__EXERCISE AIM__.
Make a tally of the lines in the records that include the string "Anonymous", and give only that number.

Stored data entries:
◇ ◇ ◇ ◇
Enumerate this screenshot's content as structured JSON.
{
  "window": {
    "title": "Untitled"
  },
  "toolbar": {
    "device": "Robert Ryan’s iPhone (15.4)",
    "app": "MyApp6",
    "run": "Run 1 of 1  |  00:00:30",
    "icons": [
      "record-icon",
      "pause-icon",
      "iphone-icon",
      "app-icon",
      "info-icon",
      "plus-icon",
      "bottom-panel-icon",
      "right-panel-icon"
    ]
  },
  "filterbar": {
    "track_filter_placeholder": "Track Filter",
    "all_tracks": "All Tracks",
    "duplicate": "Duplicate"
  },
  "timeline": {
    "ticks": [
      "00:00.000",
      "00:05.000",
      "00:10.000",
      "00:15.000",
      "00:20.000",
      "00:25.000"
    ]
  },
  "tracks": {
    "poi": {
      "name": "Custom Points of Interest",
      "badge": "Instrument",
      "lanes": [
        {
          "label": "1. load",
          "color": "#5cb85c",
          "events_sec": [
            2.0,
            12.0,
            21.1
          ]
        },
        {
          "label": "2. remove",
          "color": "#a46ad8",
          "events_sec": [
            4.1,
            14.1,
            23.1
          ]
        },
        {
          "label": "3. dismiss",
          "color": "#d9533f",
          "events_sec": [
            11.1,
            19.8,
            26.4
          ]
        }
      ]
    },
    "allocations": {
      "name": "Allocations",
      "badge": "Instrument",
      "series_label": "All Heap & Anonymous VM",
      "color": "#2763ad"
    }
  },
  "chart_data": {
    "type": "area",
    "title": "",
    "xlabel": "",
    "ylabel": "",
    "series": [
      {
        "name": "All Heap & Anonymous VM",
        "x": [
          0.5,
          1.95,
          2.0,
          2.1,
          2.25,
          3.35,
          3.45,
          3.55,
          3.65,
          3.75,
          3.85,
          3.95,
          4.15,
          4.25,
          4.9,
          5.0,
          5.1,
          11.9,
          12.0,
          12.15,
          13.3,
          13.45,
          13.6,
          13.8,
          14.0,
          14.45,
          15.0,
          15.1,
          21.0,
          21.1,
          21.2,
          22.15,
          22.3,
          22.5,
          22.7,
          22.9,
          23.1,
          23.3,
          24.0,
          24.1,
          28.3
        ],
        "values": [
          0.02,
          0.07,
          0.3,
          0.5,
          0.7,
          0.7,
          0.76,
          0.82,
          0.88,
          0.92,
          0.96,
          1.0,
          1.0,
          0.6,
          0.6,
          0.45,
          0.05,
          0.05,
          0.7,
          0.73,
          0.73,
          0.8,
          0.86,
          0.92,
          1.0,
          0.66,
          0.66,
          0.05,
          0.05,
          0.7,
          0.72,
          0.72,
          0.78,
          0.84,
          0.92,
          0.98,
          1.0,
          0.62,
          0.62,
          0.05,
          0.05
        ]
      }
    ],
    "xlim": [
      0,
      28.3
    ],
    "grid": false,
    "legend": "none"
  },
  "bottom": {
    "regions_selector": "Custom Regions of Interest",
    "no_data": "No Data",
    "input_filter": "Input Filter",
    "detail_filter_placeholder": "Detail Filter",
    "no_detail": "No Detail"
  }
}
◇ ◇ ◇ ◇
__COMPLETED EXERCISE__.
2